_PROBLEM STATEMENT_:
Return the complete listing that follows, with each line reproduced exactly.

_EXTRACTED ENTRIES_:
■ ■ ■ ■

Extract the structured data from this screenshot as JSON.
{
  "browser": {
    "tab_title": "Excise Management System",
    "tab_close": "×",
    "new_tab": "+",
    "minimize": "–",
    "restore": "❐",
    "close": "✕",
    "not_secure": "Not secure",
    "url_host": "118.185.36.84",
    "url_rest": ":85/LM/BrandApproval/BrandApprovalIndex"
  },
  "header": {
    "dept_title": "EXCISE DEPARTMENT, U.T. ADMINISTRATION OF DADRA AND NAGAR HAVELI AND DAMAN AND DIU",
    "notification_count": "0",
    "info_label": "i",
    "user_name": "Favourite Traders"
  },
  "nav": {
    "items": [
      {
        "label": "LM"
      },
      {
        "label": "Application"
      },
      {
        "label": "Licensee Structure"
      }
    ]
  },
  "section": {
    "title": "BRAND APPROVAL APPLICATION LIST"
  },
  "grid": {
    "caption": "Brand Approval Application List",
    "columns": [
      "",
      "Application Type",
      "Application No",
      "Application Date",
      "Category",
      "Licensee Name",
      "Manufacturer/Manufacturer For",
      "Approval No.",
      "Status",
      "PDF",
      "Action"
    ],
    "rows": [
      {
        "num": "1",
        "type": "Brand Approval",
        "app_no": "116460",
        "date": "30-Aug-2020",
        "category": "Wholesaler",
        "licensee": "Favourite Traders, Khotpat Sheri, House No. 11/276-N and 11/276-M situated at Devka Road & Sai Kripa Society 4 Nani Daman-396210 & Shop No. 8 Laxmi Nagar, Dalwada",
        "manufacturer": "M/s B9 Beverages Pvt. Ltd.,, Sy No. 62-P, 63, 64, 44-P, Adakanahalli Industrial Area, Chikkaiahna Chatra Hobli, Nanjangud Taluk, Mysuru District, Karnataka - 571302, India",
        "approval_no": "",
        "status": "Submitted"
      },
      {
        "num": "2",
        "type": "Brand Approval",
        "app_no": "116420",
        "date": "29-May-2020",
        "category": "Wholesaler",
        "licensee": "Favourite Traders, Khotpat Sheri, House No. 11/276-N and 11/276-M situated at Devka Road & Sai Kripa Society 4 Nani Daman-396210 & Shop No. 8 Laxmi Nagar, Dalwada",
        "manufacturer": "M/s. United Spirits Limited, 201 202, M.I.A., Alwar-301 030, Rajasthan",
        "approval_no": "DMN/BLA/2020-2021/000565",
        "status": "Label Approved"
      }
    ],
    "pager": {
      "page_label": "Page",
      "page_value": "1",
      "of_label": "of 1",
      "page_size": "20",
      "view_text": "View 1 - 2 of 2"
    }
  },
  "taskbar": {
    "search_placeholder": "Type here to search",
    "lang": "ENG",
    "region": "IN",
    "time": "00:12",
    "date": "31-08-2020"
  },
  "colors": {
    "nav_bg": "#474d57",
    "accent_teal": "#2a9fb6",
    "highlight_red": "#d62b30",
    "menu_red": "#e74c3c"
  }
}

■ ■ ■ ■

_EXERCISE ANSWER_:
Extract the structured data from this screenshot as JSON.
{
  "browser": {
    "tab_title": "Excise Management System",
    "tab_close": "×",
    "new_tab": "+",
    "minimize": "–",
    "restore": "❐",
    "close": "✕",
    "not_secure": "Not secure",
    "url_host": "118.185.36.84",
    "url_rest": ":85/LM/BrandApproval/BrandApprovalIndex"
  },
  "header": {
    "dept_title": "EXCISE DEPARTMENT, U.T. ADMINISTRATION OF DADRA AND NAGAR HAVELI AND DAMAN AND DIU",
    "notification_count": "0",
    "info_label": "i",
    "user_name": "Favourite Traders"
  },
  "nav": {
    "items": [
      {
        "label": "LM"
      },
      {
        "label": "Application"
      },
      {
        "label": "Licensee Structure"
      }
    ]
  },
  "section": {
    "title": "BRAND APPROVAL APPLICATION LIST"
  },
  "grid": {
    "caption": "Brand Approval Application List",
    "columns": [
      "",
      "Application Type",
      "Application No",
      "Application Date",
      "Category",
      "Licensee Name",
      "Manufacturer/Manufacturer For",
      "Approval No.",
      "Status",
      "PDF",
      "Action"
    ],
    "rows": [
      {
        "num": "1",
        "type": "Brand Approval",
        "app_no": "116460",
        "date": "30-Aug-2020",
        "category": "Wholesaler",
        "licensee": "Favourite Traders, Khotpat Sheri, House No. 11/276-N and 11/276-M situated at Devka Road & Sai Kripa Society 4 Nani Daman-396210 & Shop No. 8 Laxmi Nagar, Dalwada",
        "manufacturer": "M/s B9 Beverages Pvt. Ltd.,, Sy No. 62-P, 63, 64, 44-P, Adakanahalli Industrial Area, Chikkaiahna Chatra Hobli, Nanjangud Taluk, Mysuru District, Karnataka - 571302, India",
        "approval_no": "",
        "status": "Submitted"
      },
      {
        "num": "2",
        "type": "Brand Approval",
        "app_no": "116420",
        "date": "29-May-2020",
        "category": "Wholesaler",
        "licensee": "Favourite Traders, Khotpat Sheri, House No. 11/276-N and 11/276-M situated at Devka Road & Sai Kripa Society 4 Nani Daman-396210 & Shop No. 8 Laxmi Nagar, Dalwada",
        "manufacturer": "M/s. United Spirits Limited, 201 202, M.I.A., Alwar-301 030, Rajasthan",
        "approval_no": "DMN/BLA/2020-2021/000565",
        "status": "Label Approved"
      }
    ],
    "pager": {
      "page_label": "Page",
      "page_value": "1",
      "of_label": "of 1",
      "page_size": "20",
      "view_text": "View 1 - 2 of 2"
    }
  },
  "taskbar": {
    "search_placeholder": "Type here to search",
    "lang": "ENG",
    "region": "IN",
    "time": "00:12",
    "date": "31-08-2020"
  },
  "colors": {
    "nav_bg": "#474d57",
    "accent_teal": "#2a9fb6",
    "highlight_red": "#d62b30",
    "menu_red": "#e74c3c"
  }
}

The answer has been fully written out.